- **Request**
Go through the lines below and copy each one that holds the string "code".

----------

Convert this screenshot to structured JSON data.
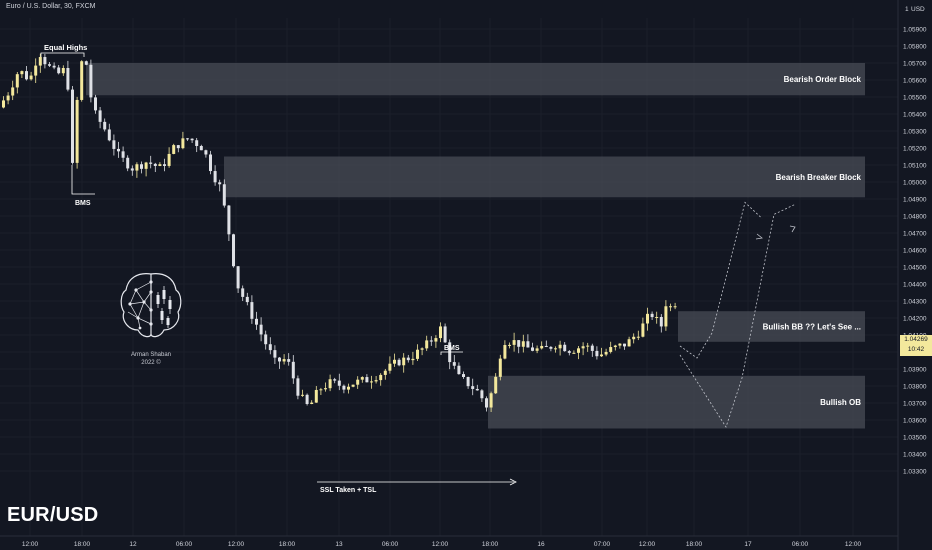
{
  "header": {
    "title": "Euro / U.S. Dollar, 30, FXCM"
  },
  "symbol": "EUR/USD",
  "watermark": {
    "name": "Arman Shaban",
    "year": "2022 ©"
  },
  "price_badge": {
    "price": "1.04269",
    "countdown": "10:42"
  },
  "colors": {
    "background": "#131722",
    "bull": "#f3e89c",
    "bear": "#dfe1e6",
    "zone": "#4a4d57",
    "text": "#d1d4dc",
    "grid": "#1b1f2a"
  },
  "chart_data": {
    "type": "candlestick",
    "title": "Euro / U.S. Dollar, 30, FXCM",
    "ylim": [
      1.0325,
      1.0605
    ],
    "y_ticks": [
      "1.05900",
      "1.05800",
      "1.05700",
      "1.05600",
      "1.05500",
      "1.05400",
      "1.05300",
      "1.05200",
      "1.05100",
      "1.05000",
      "1.04900",
      "1.04800",
      "1.04700",
      "1.04600",
      "1.04500",
      "1.04400",
      "1.04300",
      "1.04200",
      "1.04100",
      "1.04000",
      "1.03900",
      "1.03800",
      "1.03700",
      "1.03600",
      "1.03500",
      "1.03400",
      "1.03300"
    ],
    "y_unit_label": "USD",
    "y_unit_value": "1",
    "x_ticks": [
      "12:00",
      "18:00",
      "12",
      "06:00",
      "12:00",
      "18:00",
      "13",
      "06:00",
      "12:00",
      "18:00",
      "16",
      "07:00",
      "12:00",
      "18:00",
      "17",
      "06:00",
      "12:00"
    ],
    "current_price": 1.04269,
    "price_path": [
      [
        0,
        1.0542
      ],
      [
        12,
        1.0553
      ],
      [
        22,
        1.0566
      ],
      [
        33,
        1.056
      ],
      [
        42,
        1.0577
      ],
      [
        50,
        1.0569
      ],
      [
        60,
        1.0563
      ],
      [
        70,
        1.0567
      ],
      [
        76,
        1.0505
      ],
      [
        82,
        1.0566
      ],
      [
        88,
        1.0575
      ],
      [
        96,
        1.0542
      ],
      [
        108,
        1.0531
      ],
      [
        122,
        1.0515
      ],
      [
        136,
        1.0508
      ],
      [
        150,
        1.0512
      ],
      [
        164,
        1.0508
      ],
      [
        178,
        1.0521
      ],
      [
        192,
        1.0526
      ],
      [
        206,
        1.052
      ],
      [
        216,
        1.0505
      ],
      [
        224,
        1.0496
      ],
      [
        232,
        1.047
      ],
      [
        240,
        1.044
      ],
      [
        248,
        1.043
      ],
      [
        258,
        1.0418
      ],
      [
        268,
        1.0406
      ],
      [
        278,
        1.0394
      ],
      [
        290,
        1.0396
      ],
      [
        302,
        1.0375
      ],
      [
        312,
        1.0367
      ],
      [
        322,
        1.0378
      ],
      [
        334,
        1.0382
      ],
      [
        346,
        1.038
      ],
      [
        358,
        1.0382
      ],
      [
        372,
        1.0384
      ],
      [
        386,
        1.0388
      ],
      [
        400,
        1.0394
      ],
      [
        414,
        1.0397
      ],
      [
        426,
        1.0402
      ],
      [
        436,
        1.0408
      ],
      [
        444,
        1.0414
      ],
      [
        452,
        1.0397
      ],
      [
        462,
        1.0385
      ],
      [
        472,
        1.0381
      ],
      [
        482,
        1.0376
      ],
      [
        490,
        1.0368
      ],
      [
        498,
        1.0382
      ],
      [
        506,
        1.0407
      ],
      [
        518,
        1.0406
      ],
      [
        532,
        1.0402
      ],
      [
        546,
        1.0401
      ],
      [
        560,
        1.0405
      ],
      [
        574,
        1.0401
      ],
      [
        588,
        1.0404
      ],
      [
        602,
        1.0398
      ],
      [
        616,
        1.0402
      ],
      [
        630,
        1.0405
      ],
      [
        642,
        1.0412
      ],
      [
        654,
        1.0423
      ],
      [
        664,
        1.0415
      ],
      [
        672,
        1.0425
      ],
      [
        678,
        1.0427
      ]
    ],
    "zones": [
      {
        "label": "Bearish Order Block",
        "from": 1.0551,
        "to": 1.057,
        "start": "18:00"
      },
      {
        "label": "Bearish Breaker Block",
        "from": 1.0491,
        "to": 1.0515,
        "start": "12:00"
      },
      {
        "label": "Bullish BB ?? Let's See ...",
        "from": 1.0406,
        "to": 1.0424,
        "start": "12:00"
      },
      {
        "label": "Bullish OB",
        "from": 1.0355,
        "to": 1.0386,
        "start": "18:00"
      }
    ],
    "annotations": [
      "Equal Highs",
      "BMS",
      "BMS",
      "SSL Taken + TSL"
    ],
    "projection": {
      "style": "dotted",
      "targets": [
        1.0488,
        1.0488
      ]
    }
  }
}
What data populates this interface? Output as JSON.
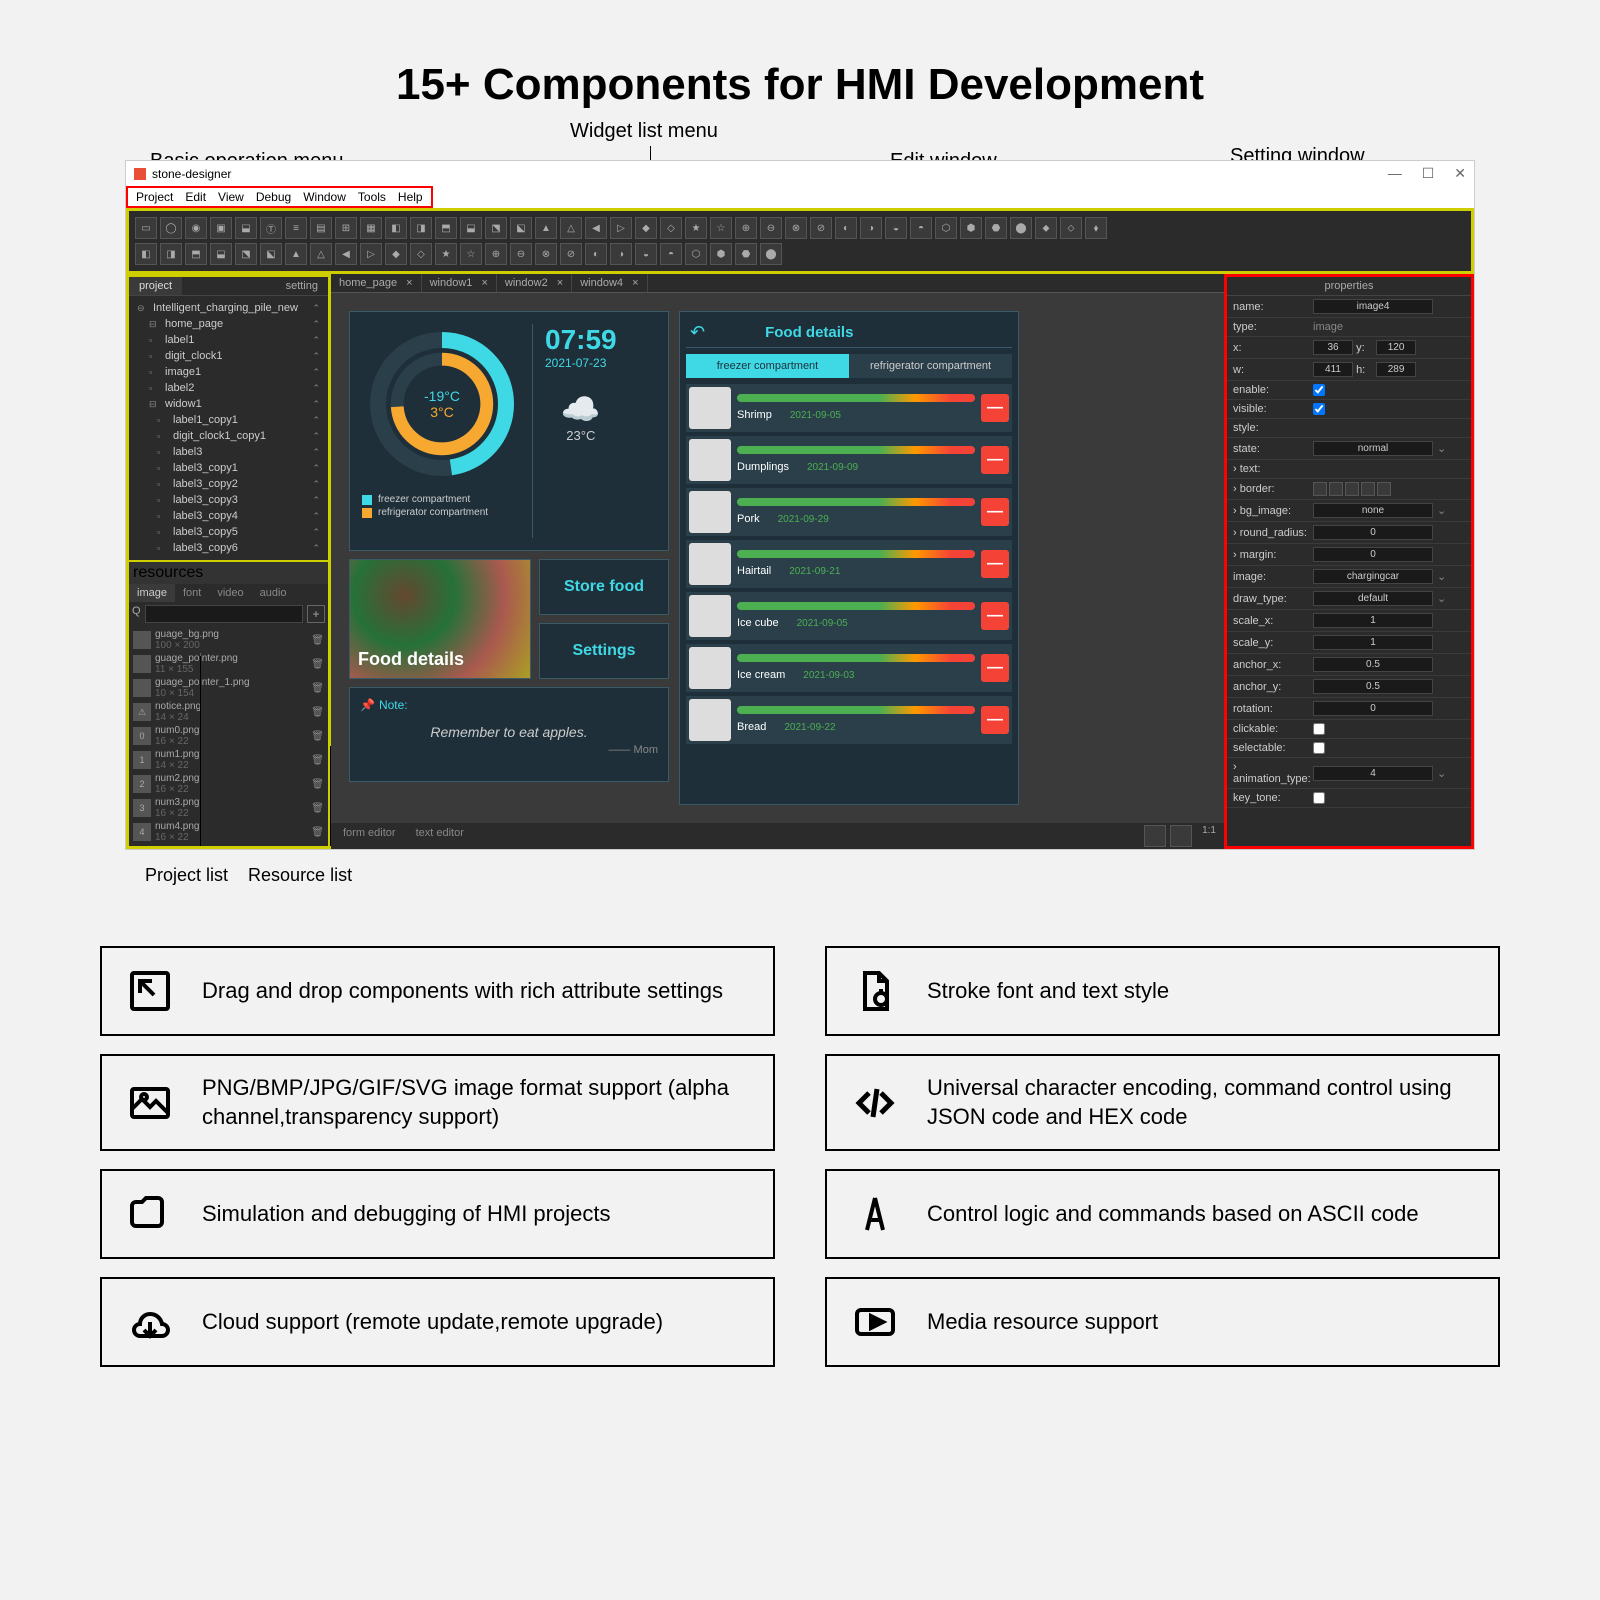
{
  "title": "15+ Components for HMI Development",
  "callouts": {
    "basic_menu": "Basic operation menu",
    "widget_menu": "Widget list menu",
    "edit_window": "Edit window",
    "setting_window": "Setting window",
    "project_list": "Project list",
    "resource_list": "Resource list"
  },
  "app": {
    "title": "stone-designer",
    "menu": [
      "Project",
      "Edit",
      "View",
      "Debug",
      "Window",
      "Tools",
      "Help"
    ]
  },
  "project_panel": {
    "tabs": [
      "project",
      "setting"
    ],
    "root": "Intelligent_charging_pile_new",
    "items": [
      "home_page",
      "label1",
      "digit_clock1",
      "image1",
      "label2",
      "widow1",
      "label1_copy1",
      "digit_clock1_copy1",
      "label3",
      "label3_copy1",
      "label3_copy2",
      "label3_copy3",
      "label3_copy4",
      "label3_copy5",
      "label3_copy6"
    ],
    "res_header": "resources"
  },
  "resource_panel": {
    "tabs": [
      "image",
      "font",
      "video",
      "audio"
    ],
    "items": [
      {
        "name": "guage_bg.png",
        "dim": "100 × 200"
      },
      {
        "name": "guage_pointer.png",
        "dim": "11 × 155"
      },
      {
        "name": "guage_pointer_1.png",
        "dim": "10 × 154"
      },
      {
        "name": "notice.png",
        "dim": "14 × 24"
      },
      {
        "name": "num0.png",
        "dim": "16 × 22"
      },
      {
        "name": "num1.png",
        "dim": "14 × 22"
      },
      {
        "name": "num2.png",
        "dim": "16 × 22"
      },
      {
        "name": "num3.png",
        "dim": "16 × 22"
      },
      {
        "name": "num4.png",
        "dim": "16 × 22"
      }
    ]
  },
  "doc_tabs": [
    "home_page",
    "window1",
    "window2",
    "window4"
  ],
  "dashboard": {
    "temp1": "-19°C",
    "temp2": "3°C",
    "time": "07:59",
    "date": "2021-07-23",
    "weather_temp": "23°C",
    "legend1": "freezer compartment",
    "legend2": "refrigerator compartment",
    "color1": "#3fd9e6",
    "color2": "#f7a830",
    "food_details_btn": "Food details",
    "store_food_btn": "Store food",
    "settings_btn": "Settings",
    "note_label": "Note:",
    "note_text": "Remember to eat apples.",
    "note_sig": "—— Mom"
  },
  "food_panel": {
    "title": "Food details",
    "tabs": [
      "freezer compartment",
      "refrigerator compartment"
    ],
    "items": [
      {
        "name": "Shrimp",
        "date": "2021-09-05"
      },
      {
        "name": "Dumplings",
        "date": "2021-09-09"
      },
      {
        "name": "Pork",
        "date": "2021-09-29"
      },
      {
        "name": "Hairtail",
        "date": "2021-09-21"
      },
      {
        "name": "Ice cube",
        "date": "2021-09-05"
      },
      {
        "name": "Ice cream",
        "date": "2021-09-03"
      },
      {
        "name": "Bread",
        "date": "2021-09-22"
      }
    ]
  },
  "bottom_tabs": [
    "form editor",
    "text editor"
  ],
  "properties": {
    "header": "properties",
    "rows": [
      {
        "k": "name:",
        "v": "image4",
        "t": "input"
      },
      {
        "k": "type:",
        "v": "image",
        "t": "text"
      },
      {
        "k": "x:",
        "v": "36",
        "k2": "y:",
        "v2": "120",
        "t": "xy"
      },
      {
        "k": "w:",
        "v": "411",
        "k2": "h:",
        "v2": "289",
        "t": "xy"
      },
      {
        "k": "enable:",
        "v": true,
        "t": "check"
      },
      {
        "k": "visible:",
        "v": true,
        "t": "check"
      },
      {
        "k": "style:",
        "v": "",
        "t": "text"
      },
      {
        "k": "state:",
        "v": "normal",
        "t": "select"
      },
      {
        "k": "› text:",
        "v": "",
        "t": "text"
      },
      {
        "k": "› border:",
        "v": "",
        "t": "borders"
      },
      {
        "k": "› bg_image:",
        "v": "none",
        "t": "select"
      },
      {
        "k": "› round_radius:",
        "v": "0",
        "t": "input"
      },
      {
        "k": "› margin:",
        "v": "0",
        "t": "input"
      },
      {
        "k": "image:",
        "v": "chargingcar",
        "t": "select"
      },
      {
        "k": "draw_type:",
        "v": "default",
        "t": "select"
      },
      {
        "k": "scale_x:",
        "v": "1",
        "t": "input"
      },
      {
        "k": "scale_y:",
        "v": "1",
        "t": "input"
      },
      {
        "k": "anchor_x:",
        "v": "0.5",
        "t": "input"
      },
      {
        "k": "anchor_y:",
        "v": "0.5",
        "t": "input"
      },
      {
        "k": "rotation:",
        "v": "0",
        "t": "input"
      },
      {
        "k": "clickable:",
        "v": false,
        "t": "check"
      },
      {
        "k": "selectable:",
        "v": false,
        "t": "check"
      },
      {
        "k": "› animation_type:",
        "v": "4",
        "t": "select"
      },
      {
        "k": "key_tone:",
        "v": false,
        "t": "check"
      }
    ]
  },
  "features": {
    "left": [
      "Drag and drop components with rich attribute settings",
      "PNG/BMP/JPG/GIF/SVG image format support (alpha channel,transparency support)",
      "Simulation and debugging of HMI projects",
      "Cloud support (remote update,remote upgrade)"
    ],
    "right": [
      "Stroke font and text style",
      "Universal character encoding, command control using JSON code and HEX code",
      "Control logic and commands based on ASCII code",
      "Media resource support"
    ]
  }
}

----------

- **Written reply**
      "Universal character encoding, command control using JSON code and HEX code",
      "Control logic and commands based on ASCII code",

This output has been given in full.